Dataset excerpt:
☆ ☆ ☆ ☆ ☆
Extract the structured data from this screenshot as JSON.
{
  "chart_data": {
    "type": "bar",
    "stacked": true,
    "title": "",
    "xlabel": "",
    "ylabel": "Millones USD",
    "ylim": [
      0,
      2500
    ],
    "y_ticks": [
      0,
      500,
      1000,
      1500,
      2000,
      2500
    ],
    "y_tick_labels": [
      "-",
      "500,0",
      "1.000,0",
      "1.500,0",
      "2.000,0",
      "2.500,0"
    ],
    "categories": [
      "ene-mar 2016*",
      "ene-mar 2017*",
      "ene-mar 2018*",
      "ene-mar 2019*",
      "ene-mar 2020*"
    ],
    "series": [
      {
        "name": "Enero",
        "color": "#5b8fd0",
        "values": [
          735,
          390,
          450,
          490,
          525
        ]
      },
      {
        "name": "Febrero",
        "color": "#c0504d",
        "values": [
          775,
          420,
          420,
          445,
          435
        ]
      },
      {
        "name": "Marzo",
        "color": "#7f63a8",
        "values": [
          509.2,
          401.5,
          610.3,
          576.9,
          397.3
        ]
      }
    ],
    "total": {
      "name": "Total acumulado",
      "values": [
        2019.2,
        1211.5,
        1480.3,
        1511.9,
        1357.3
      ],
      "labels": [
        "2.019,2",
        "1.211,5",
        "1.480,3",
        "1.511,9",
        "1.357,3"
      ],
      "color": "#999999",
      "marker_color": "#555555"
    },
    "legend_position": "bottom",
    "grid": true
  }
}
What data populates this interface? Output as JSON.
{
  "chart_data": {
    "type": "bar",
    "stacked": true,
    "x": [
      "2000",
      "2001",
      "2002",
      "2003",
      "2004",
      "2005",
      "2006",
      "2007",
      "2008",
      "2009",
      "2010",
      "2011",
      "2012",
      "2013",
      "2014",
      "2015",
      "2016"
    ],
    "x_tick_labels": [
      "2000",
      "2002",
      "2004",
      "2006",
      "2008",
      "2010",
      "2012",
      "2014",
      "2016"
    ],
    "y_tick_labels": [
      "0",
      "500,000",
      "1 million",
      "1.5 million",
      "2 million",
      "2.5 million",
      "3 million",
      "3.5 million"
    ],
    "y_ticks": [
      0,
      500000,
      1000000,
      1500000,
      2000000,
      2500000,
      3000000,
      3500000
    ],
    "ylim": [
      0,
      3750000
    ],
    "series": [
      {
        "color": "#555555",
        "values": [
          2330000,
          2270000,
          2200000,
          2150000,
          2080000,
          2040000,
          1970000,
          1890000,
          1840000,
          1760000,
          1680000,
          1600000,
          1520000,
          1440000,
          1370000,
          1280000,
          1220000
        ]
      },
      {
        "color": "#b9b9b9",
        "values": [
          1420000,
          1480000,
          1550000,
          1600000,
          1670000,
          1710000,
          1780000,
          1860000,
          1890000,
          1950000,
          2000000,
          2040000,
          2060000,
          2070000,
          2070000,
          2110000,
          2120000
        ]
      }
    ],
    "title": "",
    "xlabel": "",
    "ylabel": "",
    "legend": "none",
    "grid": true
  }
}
☆ ☆ ☆ ☆ ☆
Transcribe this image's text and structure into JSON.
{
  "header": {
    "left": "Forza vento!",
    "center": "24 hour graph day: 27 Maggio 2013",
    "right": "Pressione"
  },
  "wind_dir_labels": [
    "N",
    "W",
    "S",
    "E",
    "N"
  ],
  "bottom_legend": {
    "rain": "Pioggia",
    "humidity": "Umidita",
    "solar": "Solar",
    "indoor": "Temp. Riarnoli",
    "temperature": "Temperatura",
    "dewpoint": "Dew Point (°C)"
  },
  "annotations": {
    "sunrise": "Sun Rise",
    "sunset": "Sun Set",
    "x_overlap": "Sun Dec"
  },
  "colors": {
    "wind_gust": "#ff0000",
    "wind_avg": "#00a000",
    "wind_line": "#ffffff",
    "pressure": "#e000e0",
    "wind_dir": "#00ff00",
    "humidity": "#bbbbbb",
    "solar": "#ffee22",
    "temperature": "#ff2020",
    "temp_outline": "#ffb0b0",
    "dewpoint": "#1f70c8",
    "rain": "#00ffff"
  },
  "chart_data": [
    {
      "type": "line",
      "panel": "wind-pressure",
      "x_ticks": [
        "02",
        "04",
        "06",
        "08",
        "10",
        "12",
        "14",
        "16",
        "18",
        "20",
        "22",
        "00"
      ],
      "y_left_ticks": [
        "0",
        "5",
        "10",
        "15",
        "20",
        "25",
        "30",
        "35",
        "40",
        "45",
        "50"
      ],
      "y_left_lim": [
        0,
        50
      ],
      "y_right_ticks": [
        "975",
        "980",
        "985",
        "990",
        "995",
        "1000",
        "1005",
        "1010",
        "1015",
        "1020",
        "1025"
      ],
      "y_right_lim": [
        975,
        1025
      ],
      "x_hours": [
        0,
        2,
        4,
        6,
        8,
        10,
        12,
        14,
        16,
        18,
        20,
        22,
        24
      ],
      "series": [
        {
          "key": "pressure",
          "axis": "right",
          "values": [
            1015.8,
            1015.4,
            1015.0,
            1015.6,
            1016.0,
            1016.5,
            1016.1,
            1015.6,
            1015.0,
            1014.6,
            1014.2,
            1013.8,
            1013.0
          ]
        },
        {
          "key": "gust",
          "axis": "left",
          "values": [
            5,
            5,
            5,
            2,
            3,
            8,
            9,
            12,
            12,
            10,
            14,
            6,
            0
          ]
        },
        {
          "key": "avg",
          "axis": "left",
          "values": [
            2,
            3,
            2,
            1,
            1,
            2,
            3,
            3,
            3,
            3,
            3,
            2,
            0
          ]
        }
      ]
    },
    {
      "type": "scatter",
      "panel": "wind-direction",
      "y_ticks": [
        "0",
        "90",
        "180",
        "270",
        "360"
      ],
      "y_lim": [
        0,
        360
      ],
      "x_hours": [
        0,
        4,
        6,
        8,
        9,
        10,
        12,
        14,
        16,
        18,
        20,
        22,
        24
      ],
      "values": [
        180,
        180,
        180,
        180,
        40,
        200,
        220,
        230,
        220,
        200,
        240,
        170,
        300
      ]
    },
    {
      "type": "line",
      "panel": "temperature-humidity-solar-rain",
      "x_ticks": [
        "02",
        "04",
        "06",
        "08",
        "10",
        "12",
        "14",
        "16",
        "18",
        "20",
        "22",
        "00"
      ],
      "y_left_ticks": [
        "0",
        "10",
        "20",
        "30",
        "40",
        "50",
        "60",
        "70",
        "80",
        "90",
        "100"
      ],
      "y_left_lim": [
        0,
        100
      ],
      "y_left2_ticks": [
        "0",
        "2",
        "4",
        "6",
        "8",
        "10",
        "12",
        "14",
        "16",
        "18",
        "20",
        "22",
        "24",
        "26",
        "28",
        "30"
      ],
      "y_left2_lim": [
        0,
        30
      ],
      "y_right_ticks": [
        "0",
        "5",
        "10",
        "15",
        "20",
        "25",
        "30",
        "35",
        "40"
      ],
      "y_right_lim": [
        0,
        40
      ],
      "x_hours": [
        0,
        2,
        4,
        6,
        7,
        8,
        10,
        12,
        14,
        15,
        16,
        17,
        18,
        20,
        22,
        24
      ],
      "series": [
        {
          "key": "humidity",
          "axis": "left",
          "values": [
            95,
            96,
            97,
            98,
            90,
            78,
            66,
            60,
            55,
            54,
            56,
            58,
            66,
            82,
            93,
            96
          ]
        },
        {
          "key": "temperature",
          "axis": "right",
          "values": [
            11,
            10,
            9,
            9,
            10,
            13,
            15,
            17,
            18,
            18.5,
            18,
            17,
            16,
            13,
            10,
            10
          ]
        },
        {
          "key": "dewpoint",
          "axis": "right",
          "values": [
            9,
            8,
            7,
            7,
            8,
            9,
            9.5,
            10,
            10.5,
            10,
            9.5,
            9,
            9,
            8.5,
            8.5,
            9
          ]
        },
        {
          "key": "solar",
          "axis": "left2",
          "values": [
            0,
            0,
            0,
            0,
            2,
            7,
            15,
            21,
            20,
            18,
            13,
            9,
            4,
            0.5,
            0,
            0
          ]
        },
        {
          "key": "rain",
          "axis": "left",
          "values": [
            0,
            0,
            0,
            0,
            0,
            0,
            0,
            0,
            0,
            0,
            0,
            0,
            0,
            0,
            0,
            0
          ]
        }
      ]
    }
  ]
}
☆ ☆ ☆ ☆ ☆
Description of the task: Pull out every line holding "panel" from the records above, and copy it.

Solution to this task:
      "panel": "wind-pressure",
      "panel": "wind-direction",
      "panel": "temperature-humidity-solar-rain",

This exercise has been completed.